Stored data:
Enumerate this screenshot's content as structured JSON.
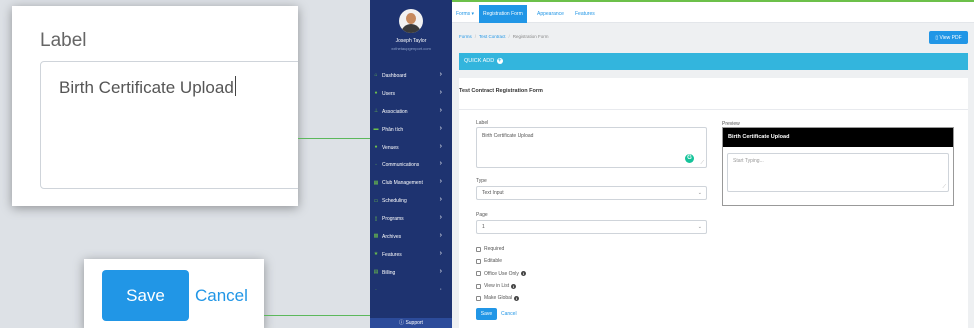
{
  "callouts": {
    "label_title": "Label",
    "label_value": "Birth Certificate Upload",
    "save_label": "Save",
    "cancel_label": "Cancel"
  },
  "user": {
    "name": "Joseph Taylor",
    "email": "xxthetaupgenport.com"
  },
  "sidebar": {
    "items": [
      {
        "label": "Dashboard",
        "icon": "home-icon"
      },
      {
        "label": "Users",
        "icon": "users-icon"
      },
      {
        "label": "Association",
        "icon": "sitemap-icon"
      },
      {
        "label": "Phân tích",
        "icon": "chart-icon"
      },
      {
        "label": "Venues",
        "icon": "map-pin-icon"
      },
      {
        "label": "Communications",
        "icon": "chat-icon"
      },
      {
        "label": "Club Management",
        "icon": "grid-icon"
      },
      {
        "label": "Scheduling",
        "icon": "calendar-icon"
      },
      {
        "label": "Programs",
        "icon": "document-icon"
      },
      {
        "label": "Archives",
        "icon": "archive-icon"
      },
      {
        "label": "Features",
        "icon": "star-icon"
      },
      {
        "label": "Billing",
        "icon": "billing-icon"
      },
      {
        "label": "",
        "icon": "more-icon"
      }
    ],
    "support": "Support"
  },
  "topbar": {
    "tabs": [
      {
        "label": "Forms ▾",
        "active": false
      },
      {
        "label": "Registration Form",
        "active": true
      },
      {
        "label": "Appearance",
        "active": false
      },
      {
        "label": "Features",
        "active": false
      }
    ]
  },
  "breadcrumb": {
    "items": [
      "Forms",
      "Test Contract",
      "Registration Form"
    ]
  },
  "view_pdf": "View PDF",
  "quick_add": "QUICK ADD",
  "form": {
    "title": "Test Contract Registration Form",
    "label_caption": "Label",
    "label_value": "Birth Certificate Upload",
    "type_caption": "Type",
    "type_value": "Text Input",
    "page_caption": "Page",
    "page_value": "1",
    "checkboxes": [
      {
        "label": "Required",
        "info": false,
        "checked": false
      },
      {
        "label": "Editable",
        "info": false,
        "checked": false
      },
      {
        "label": "Office Use Only",
        "info": true,
        "checked": false
      },
      {
        "label": "View in List",
        "info": true,
        "checked": false
      },
      {
        "label": "Make Global",
        "info": true,
        "checked": false
      }
    ],
    "save_label": "Save",
    "cancel_label": "Cancel"
  },
  "preview": {
    "caption": "Preview",
    "heading": "Birth Certificate Upload",
    "placeholder": "Start Typing..."
  },
  "colors": {
    "primary": "#2196e6",
    "sidebar": "#1e3370",
    "accent_green": "#6cc04a",
    "quick_add_bar": "#33b5dd"
  }
}
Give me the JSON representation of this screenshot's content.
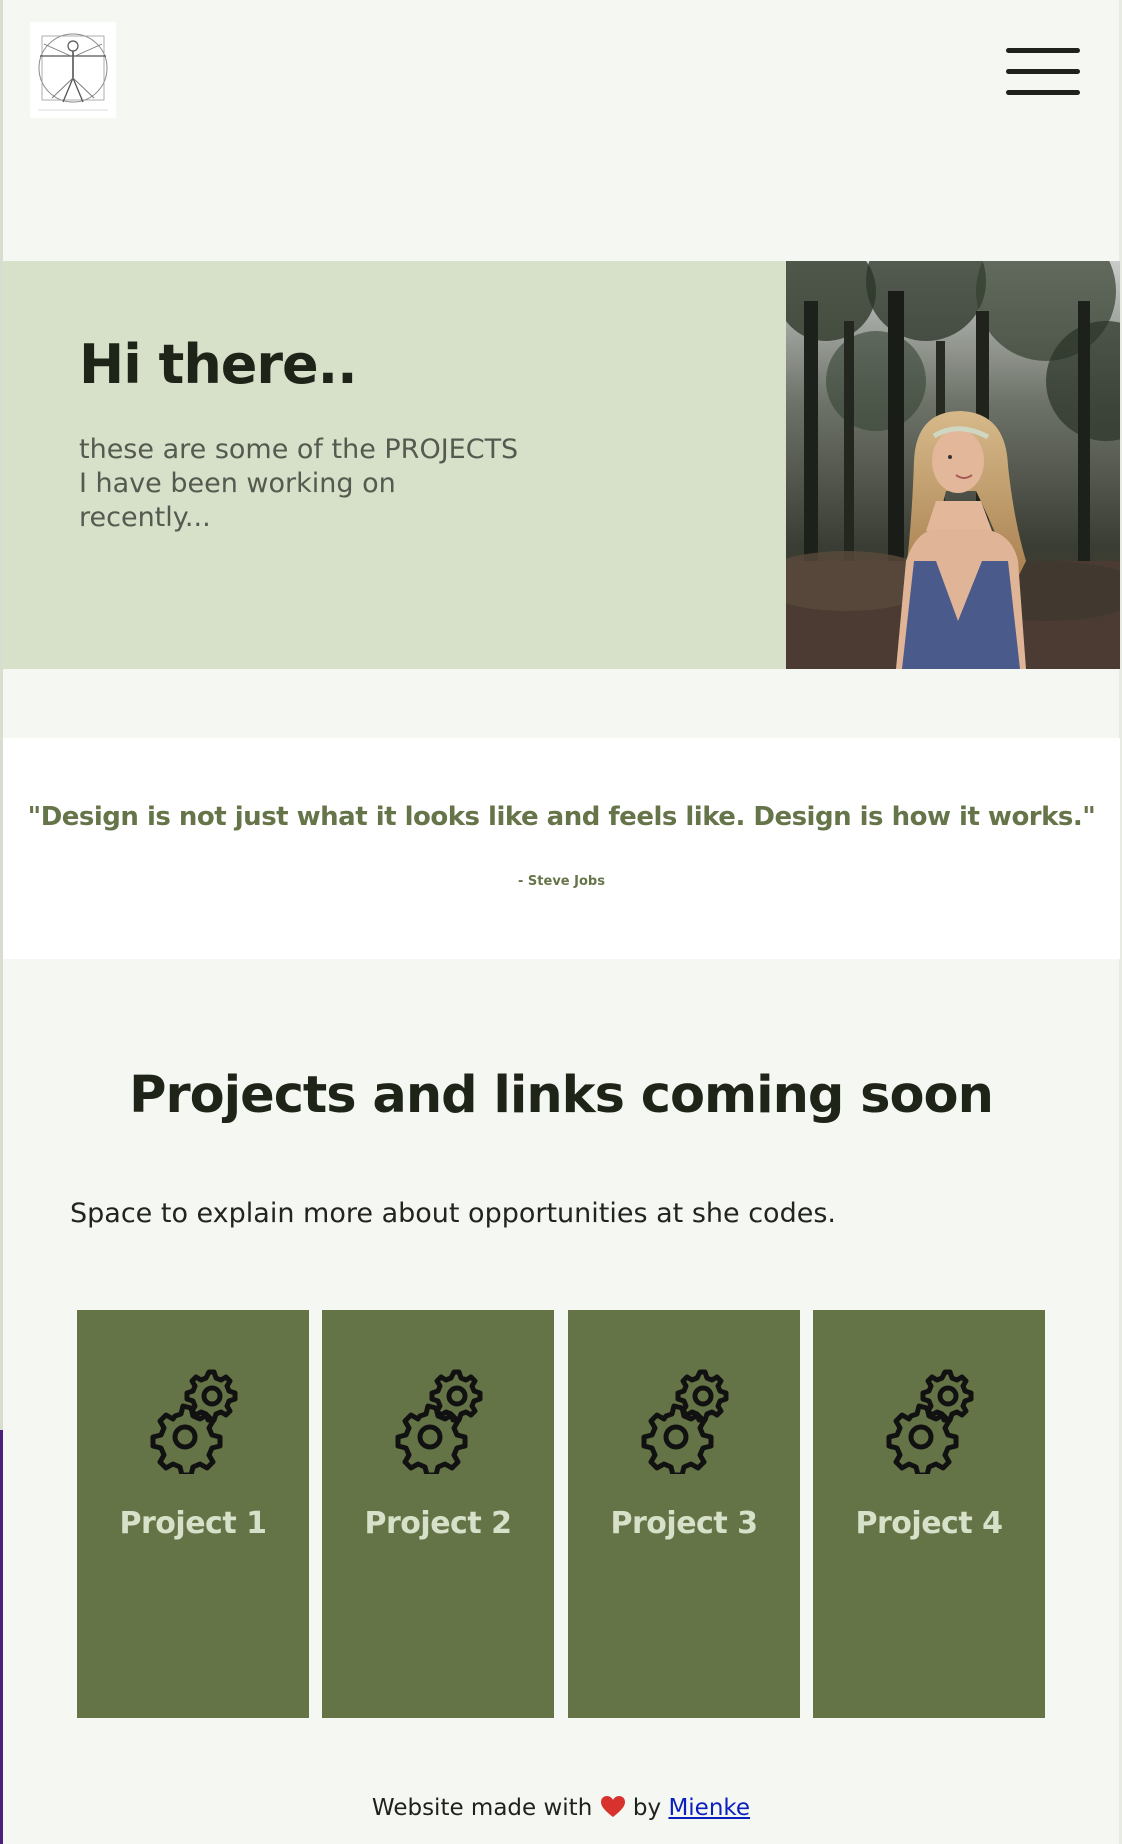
{
  "header": {
    "logo_name": "vitruvian-man-logo",
    "menu_icon": "hamburger-icon"
  },
  "hero": {
    "title": "Hi there..",
    "text": "these are some of the PROJECTS I have been working on recently..."
  },
  "quote": {
    "text": "\"Design is not just what it looks like and feels like. Design is how it works.\"",
    "author": "- Steve Jobs"
  },
  "projects": {
    "title": "Projects and links coming soon",
    "description": "Space to explain more about opportunities at she codes.",
    "cards": [
      {
        "label": "Project 1",
        "icon": "gears-icon"
      },
      {
        "label": "Project 2",
        "icon": "gears-icon"
      },
      {
        "label": "Project 3",
        "icon": "gears-icon"
      },
      {
        "label": "Project 4",
        "icon": "gears-icon"
      }
    ]
  },
  "footer": {
    "prefix": "Website made with",
    "by": "by",
    "author_link": "Mienke",
    "heart_icon": "heart-icon"
  },
  "colors": {
    "page_bg": "#f5f8f2",
    "hero_bg": "#d7e0c8",
    "accent_green": "#657447",
    "text_dark": "#1f2419"
  }
}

- GOAL
Locate the line containing "Give me the" in the material above, then repeat it and every later line exactly, with no pictures.

- OUTPUT
Give me the JSON representation of this screenshot's content.
{
  "header": {
    "logo_name": "vitruvian-man-logo",
    "menu_icon": "hamburger-icon"
  },
  "hero": {
    "title": "Hi there..",
    "text": "these are some of the PROJECTS I have been working on recently..."
  },
  "quote": {
    "text": "\"Design is not just what it looks like and feels like. Design is how it works.\"",
    "author": "- Steve Jobs"
  },
  "projects": {
    "title": "Projects and links coming soon",
    "description": "Space to explain more about opportunities at she codes.",
    "cards": [
      {
        "label": "Project 1",
        "icon": "gears-icon"
      },
      {
        "label": "Project 2",
        "icon": "gears-icon"
      },
      {
        "label": "Project 3",
        "icon": "gears-icon"
      },
      {
        "label": "Project 4",
        "icon": "gears-icon"
      }
    ]
  },
  "footer": {
    "prefix": "Website made with",
    "by": "by",
    "author_link": "Mienke",
    "heart_icon": "heart-icon"
  },
  "colors": {
    "page_bg": "#f5f8f2",
    "hero_bg": "#d7e0c8",
    "accent_green": "#657447",
    "text_dark": "#1f2419"
  }
}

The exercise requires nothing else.